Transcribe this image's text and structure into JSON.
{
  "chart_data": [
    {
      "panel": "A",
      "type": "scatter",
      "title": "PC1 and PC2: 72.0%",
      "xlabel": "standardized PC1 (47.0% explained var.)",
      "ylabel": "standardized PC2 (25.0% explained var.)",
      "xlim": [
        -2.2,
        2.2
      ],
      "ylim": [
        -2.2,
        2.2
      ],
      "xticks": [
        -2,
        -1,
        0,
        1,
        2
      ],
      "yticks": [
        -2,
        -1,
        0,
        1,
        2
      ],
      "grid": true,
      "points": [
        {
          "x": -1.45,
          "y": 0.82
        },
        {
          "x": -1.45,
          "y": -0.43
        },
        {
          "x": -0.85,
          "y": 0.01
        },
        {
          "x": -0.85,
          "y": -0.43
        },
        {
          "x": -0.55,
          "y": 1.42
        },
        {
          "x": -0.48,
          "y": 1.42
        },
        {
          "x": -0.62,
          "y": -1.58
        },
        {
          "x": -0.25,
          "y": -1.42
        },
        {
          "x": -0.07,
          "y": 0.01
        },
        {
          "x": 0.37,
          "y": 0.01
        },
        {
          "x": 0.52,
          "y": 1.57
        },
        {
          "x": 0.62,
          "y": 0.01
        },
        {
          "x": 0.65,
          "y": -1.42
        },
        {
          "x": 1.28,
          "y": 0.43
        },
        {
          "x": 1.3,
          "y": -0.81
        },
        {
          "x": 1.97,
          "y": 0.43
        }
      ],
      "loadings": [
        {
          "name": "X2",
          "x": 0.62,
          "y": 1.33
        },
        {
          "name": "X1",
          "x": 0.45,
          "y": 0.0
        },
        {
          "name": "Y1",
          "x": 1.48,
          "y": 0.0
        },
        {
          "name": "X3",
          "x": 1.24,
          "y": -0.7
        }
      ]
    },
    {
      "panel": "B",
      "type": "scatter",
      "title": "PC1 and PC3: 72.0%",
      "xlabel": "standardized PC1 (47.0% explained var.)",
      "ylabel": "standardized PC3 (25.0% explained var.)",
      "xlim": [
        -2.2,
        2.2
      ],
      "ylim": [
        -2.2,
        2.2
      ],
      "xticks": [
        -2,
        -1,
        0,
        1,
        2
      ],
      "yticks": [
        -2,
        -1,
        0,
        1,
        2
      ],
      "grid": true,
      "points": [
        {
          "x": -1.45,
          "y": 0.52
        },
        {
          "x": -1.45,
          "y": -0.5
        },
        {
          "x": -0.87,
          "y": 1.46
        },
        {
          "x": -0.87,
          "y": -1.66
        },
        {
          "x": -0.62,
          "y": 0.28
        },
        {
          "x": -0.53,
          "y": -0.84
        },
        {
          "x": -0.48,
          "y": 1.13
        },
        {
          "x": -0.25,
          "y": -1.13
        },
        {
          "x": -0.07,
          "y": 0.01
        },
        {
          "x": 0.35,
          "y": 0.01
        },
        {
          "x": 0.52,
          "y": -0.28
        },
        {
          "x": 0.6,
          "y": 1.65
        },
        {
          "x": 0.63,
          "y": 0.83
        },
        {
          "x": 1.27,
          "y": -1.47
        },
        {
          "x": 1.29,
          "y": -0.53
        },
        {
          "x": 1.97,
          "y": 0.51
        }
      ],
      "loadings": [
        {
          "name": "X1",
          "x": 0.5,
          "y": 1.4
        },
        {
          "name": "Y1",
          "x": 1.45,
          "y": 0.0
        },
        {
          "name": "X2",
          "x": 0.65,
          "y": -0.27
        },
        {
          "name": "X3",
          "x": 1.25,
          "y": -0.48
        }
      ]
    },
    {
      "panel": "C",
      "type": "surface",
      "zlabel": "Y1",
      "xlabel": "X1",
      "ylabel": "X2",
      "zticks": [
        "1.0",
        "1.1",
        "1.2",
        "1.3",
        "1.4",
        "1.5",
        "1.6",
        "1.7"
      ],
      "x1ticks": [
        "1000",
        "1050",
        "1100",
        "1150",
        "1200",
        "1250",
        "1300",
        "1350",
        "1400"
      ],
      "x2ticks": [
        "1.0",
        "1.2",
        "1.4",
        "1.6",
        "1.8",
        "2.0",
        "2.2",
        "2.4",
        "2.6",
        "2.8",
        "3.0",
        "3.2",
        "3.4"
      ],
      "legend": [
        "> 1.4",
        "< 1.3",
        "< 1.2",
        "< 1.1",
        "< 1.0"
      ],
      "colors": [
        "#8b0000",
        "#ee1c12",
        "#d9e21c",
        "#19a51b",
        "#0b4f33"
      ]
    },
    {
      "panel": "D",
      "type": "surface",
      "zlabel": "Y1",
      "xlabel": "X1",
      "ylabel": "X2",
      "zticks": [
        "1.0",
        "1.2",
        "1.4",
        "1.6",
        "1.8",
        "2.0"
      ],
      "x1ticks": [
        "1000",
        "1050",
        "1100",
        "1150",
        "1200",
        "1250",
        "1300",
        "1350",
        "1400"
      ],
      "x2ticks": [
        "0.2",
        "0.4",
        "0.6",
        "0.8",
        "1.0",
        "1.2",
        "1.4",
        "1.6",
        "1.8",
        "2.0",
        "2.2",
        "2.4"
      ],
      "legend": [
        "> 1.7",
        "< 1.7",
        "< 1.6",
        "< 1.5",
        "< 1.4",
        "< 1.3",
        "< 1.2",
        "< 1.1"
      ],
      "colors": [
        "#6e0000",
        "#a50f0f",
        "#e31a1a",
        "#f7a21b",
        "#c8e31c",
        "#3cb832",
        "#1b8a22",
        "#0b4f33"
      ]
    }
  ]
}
* * * *
EXERCISE OBJECTIVE:
Among the lines of the records above, count those holding the string "ylabel", and report only the number.

FINAL ANSWER:
4